(Excerpts from a figure dataset)
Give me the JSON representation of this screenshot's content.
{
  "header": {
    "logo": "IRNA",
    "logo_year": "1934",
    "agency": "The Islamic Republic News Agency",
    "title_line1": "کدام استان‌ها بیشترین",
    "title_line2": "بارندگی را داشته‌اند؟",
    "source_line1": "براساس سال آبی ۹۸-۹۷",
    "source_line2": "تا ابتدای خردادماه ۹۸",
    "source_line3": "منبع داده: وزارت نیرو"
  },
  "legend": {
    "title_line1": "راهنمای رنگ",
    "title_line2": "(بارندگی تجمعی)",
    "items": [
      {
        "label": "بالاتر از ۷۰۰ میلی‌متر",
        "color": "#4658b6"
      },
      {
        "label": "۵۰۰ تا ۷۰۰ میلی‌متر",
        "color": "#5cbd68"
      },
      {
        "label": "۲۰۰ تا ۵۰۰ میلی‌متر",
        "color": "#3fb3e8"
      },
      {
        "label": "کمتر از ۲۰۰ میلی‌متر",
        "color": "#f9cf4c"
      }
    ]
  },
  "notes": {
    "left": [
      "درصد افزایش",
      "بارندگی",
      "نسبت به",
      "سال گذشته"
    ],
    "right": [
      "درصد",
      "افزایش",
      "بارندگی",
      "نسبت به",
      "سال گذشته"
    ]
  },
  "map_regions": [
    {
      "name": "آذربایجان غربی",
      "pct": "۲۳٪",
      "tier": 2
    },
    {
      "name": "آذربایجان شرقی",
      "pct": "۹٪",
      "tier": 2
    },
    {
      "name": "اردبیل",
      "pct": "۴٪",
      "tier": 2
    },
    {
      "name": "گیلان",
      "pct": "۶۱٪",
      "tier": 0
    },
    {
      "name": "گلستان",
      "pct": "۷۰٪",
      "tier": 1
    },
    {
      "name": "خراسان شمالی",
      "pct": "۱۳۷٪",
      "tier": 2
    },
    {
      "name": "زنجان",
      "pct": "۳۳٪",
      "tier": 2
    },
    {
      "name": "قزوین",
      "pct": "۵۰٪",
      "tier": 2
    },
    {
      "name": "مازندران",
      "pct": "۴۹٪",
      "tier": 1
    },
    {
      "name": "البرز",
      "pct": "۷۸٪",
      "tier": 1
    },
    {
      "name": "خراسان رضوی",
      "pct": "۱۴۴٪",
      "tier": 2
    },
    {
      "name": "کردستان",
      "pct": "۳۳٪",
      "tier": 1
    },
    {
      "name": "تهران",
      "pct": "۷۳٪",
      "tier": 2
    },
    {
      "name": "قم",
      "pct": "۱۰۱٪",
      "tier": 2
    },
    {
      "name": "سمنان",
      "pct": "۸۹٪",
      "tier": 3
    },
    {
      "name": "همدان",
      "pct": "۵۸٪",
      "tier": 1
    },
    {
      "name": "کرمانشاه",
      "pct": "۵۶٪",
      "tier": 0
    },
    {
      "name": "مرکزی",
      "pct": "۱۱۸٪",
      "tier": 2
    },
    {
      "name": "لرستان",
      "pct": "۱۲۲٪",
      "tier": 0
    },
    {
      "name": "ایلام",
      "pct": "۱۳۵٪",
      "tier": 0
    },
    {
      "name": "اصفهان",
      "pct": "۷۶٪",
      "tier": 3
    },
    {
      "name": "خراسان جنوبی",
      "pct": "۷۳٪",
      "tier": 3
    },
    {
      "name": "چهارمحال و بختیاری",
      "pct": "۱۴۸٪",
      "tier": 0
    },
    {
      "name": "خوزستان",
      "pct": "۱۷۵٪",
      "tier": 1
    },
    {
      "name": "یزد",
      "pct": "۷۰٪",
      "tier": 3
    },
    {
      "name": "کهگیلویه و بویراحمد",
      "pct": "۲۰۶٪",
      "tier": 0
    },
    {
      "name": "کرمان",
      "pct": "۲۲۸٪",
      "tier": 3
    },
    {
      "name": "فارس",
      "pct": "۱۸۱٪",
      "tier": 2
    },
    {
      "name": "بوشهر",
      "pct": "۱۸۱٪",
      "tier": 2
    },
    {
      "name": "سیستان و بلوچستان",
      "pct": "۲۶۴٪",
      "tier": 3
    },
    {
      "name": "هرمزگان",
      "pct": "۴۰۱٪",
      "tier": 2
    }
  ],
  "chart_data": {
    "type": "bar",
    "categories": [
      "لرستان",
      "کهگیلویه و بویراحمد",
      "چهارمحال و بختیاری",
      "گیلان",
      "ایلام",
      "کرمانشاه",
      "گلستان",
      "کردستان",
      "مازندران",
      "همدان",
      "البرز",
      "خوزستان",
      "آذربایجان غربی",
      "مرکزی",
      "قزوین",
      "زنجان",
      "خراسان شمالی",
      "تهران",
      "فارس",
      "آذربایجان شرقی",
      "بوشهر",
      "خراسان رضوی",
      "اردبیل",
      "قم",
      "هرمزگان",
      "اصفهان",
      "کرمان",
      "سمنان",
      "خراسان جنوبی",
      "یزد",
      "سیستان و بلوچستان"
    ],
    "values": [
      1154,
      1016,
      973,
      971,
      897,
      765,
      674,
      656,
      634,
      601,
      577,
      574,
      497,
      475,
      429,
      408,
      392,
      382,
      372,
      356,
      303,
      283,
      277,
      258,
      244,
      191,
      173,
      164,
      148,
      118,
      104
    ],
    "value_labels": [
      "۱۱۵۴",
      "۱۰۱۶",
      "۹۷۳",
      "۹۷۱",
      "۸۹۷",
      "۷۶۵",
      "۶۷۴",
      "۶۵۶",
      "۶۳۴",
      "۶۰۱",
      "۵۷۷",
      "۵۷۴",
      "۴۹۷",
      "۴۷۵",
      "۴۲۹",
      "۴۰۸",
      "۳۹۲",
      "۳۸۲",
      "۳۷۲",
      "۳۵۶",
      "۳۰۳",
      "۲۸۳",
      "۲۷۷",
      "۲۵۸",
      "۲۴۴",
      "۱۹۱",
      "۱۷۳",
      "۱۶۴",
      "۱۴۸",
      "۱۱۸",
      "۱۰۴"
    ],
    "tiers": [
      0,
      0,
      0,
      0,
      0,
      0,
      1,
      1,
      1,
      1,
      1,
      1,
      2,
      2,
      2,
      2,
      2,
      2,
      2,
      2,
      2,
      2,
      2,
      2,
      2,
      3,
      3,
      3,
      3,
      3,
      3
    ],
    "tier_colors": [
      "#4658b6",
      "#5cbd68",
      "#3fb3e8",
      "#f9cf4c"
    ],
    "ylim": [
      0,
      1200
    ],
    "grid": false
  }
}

▶ _To do_:
Write the data from above out again, exactly.

▶ _Result for this exercise_:
Give me the JSON representation of this screenshot's content.
{
  "header": {
    "logo": "IRNA",
    "logo_year": "1934",
    "agency": "The Islamic Republic News Agency",
    "title_line1": "کدام استان‌ها بیشترین",
    "title_line2": "بارندگی را داشته‌اند؟",
    "source_line1": "براساس سال آبی ۹۸-۹۷",
    "source_line2": "تا ابتدای خردادماه ۹۸",
    "source_line3": "منبع داده: وزارت نیرو"
  },
  "legend": {
    "title_line1": "راهنمای رنگ",
    "title_line2": "(بارندگی تجمعی)",
    "items": [
      {
        "label": "بالاتر از ۷۰۰ میلی‌متر",
        "color": "#4658b6"
      },
      {
        "label": "۵۰۰ تا ۷۰۰ میلی‌متر",
        "color": "#5cbd68"
      },
      {
        "label": "۲۰۰ تا ۵۰۰ میلی‌متر",
        "color": "#3fb3e8"
      },
      {
        "label": "کمتر از ۲۰۰ میلی‌متر",
        "color": "#f9cf4c"
      }
    ]
  },
  "notes": {
    "left": [
      "درصد افزایش",
      "بارندگی",
      "نسبت به",
      "سال گذشته"
    ],
    "right": [
      "درصد",
      "افزایش",
      "بارندگی",
      "نسبت به",
      "سال گذشته"
    ]
  },
  "map_regions": [
    {
      "name": "آذربایجان غربی",
      "pct": "۲۳٪",
      "tier": 2
    },
    {
      "name": "آذربایجان شرقی",
      "pct": "۹٪",
      "tier": 2
    },
    {
      "name": "اردبیل",
      "pct": "۴٪",
      "tier": 2
    },
    {
      "name": "گیلان",
      "pct": "۶۱٪",
      "tier": 0
    },
    {
      "name": "گلستان",
      "pct": "۷۰٪",
      "tier": 1
    },
    {
      "name": "خراسان شمالی",
      "pct": "۱۳۷٪",
      "tier": 2
    },
    {
      "name": "زنجان",
      "pct": "۳۳٪",
      "tier": 2
    },
    {
      "name": "قزوین",
      "pct": "۵۰٪",
      "tier": 2
    },
    {
      "name": "مازندران",
      "pct": "۴۹٪",
      "tier": 1
    },
    {
      "name": "البرز",
      "pct": "۷۸٪",
      "tier": 1
    },
    {
      "name": "خراسان رضوی",
      "pct": "۱۴۴٪",
      "tier": 2
    },
    {
      "name": "کردستان",
      "pct": "۳۳٪",
      "tier": 1
    },
    {
      "name": "تهران",
      "pct": "۷۳٪",
      "tier": 2
    },
    {
      "name": "قم",
      "pct": "۱۰۱٪",
      "tier": 2
    },
    {
      "name": "سمنان",
      "pct": "۸۹٪",
      "tier": 3
    },
    {
      "name": "همدان",
      "pct": "۵۸٪",
      "tier": 1
    },
    {
      "name": "کرمانشاه",
      "pct": "۵۶٪",
      "tier": 0
    },
    {
      "name": "مرکزی",
      "pct": "۱۱۸٪",
      "tier": 2
    },
    {
      "name": "لرستان",
      "pct": "۱۲۲٪",
      "tier": 0
    },
    {
      "name": "ایلام",
      "pct": "۱۳۵٪",
      "tier": 0
    },
    {
      "name": "اصفهان",
      "pct": "۷۶٪",
      "tier": 3
    },
    {
      "name": "خراسان جنوبی",
      "pct": "۷۳٪",
      "tier": 3
    },
    {
      "name": "چهارمحال و بختیاری",
      "pct": "۱۴۸٪",
      "tier": 0
    },
    {
      "name": "خوزستان",
      "pct": "۱۷۵٪",
      "tier": 1
    },
    {
      "name": "یزد",
      "pct": "۷۰٪",
      "tier": 3
    },
    {
      "name": "کهگیلویه و بویراحمد",
      "pct": "۲۰۶٪",
      "tier": 0
    },
    {
      "name": "کرمان",
      "pct": "۲۲۸٪",
      "tier": 3
    },
    {
      "name": "فارس",
      "pct": "۱۸۱٪",
      "tier": 2
    },
    {
      "name": "بوشهر",
      "pct": "۱۸۱٪",
      "tier": 2
    },
    {
      "name": "سیستان و بلوچستان",
      "pct": "۲۶۴٪",
      "tier": 3
    },
    {
      "name": "هرمزگان",
      "pct": "۴۰۱٪",
      "tier": 2
    }
  ],
  "chart_data": {
    "type": "bar",
    "categories": [
      "لرستان",
      "کهگیلویه و بویراحمد",
      "چهارمحال و بختیاری",
      "گیلان",
      "ایلام",
      "کرمانشاه",
      "گلستان",
      "کردستان",
      "مازندران",
      "همدان",
      "البرز",
      "خوزستان",
      "آذربایجان غربی",
      "مرکزی",
      "قزوین",
      "زنجان",
      "خراسان شمالی",
      "تهران",
      "فارس",
      "آذربایجان شرقی",
      "بوشهر",
      "خراسان رضوی",
      "اردبیل",
      "قم",
      "هرمزگان",
      "اصفهان",
      "کرمان",
      "سمنان",
      "خراسان جنوبی",
      "یزد",
      "سیستان و بلوچستان"
    ],
    "values": [
      1154,
      1016,
      973,
      971,
      897,
      765,
      674,
      656,
      634,
      601,
      577,
      574,
      497,
      475,
      429,
      408,
      392,
      382,
      372,
      356,
      303,
      283,
      277,
      258,
      244,
      191,
      173,
      164,
      148,
      118,
      104
    ],
    "value_labels": [
      "۱۱۵۴",
      "۱۰۱۶",
      "۹۷۳",
      "۹۷۱",
      "۸۹۷",
      "۷۶۵",
      "۶۷۴",
      "۶۵۶",
      "۶۳۴",
      "۶۰۱",
      "۵۷۷",
      "۵۷۴",
      "۴۹۷",
      "۴۷۵",
      "۴۲۹",
      "۴۰۸",
      "۳۹۲",
      "۳۸۲",
      "۳۷۲",
      "۳۵۶",
      "۳۰۳",
      "۲۸۳",
      "۲۷۷",
      "۲۵۸",
      "۲۴۴",
      "۱۹۱",
      "۱۷۳",
      "۱۶۴",
      "۱۴۸",
      "۱۱۸",
      "۱۰۴"
    ],
    "tiers": [
      0,
      0,
      0,
      0,
      0,
      0,
      1,
      1,
      1,
      1,
      1,
      1,
      2,
      2,
      2,
      2,
      2,
      2,
      2,
      2,
      2,
      2,
      2,
      2,
      2,
      3,
      3,
      3,
      3,
      3,
      3
    ],
    "tier_colors": [
      "#4658b6",
      "#5cbd68",
      "#3fb3e8",
      "#f9cf4c"
    ],
    "ylim": [
      0,
      1200
    ],
    "grid": false
  }
}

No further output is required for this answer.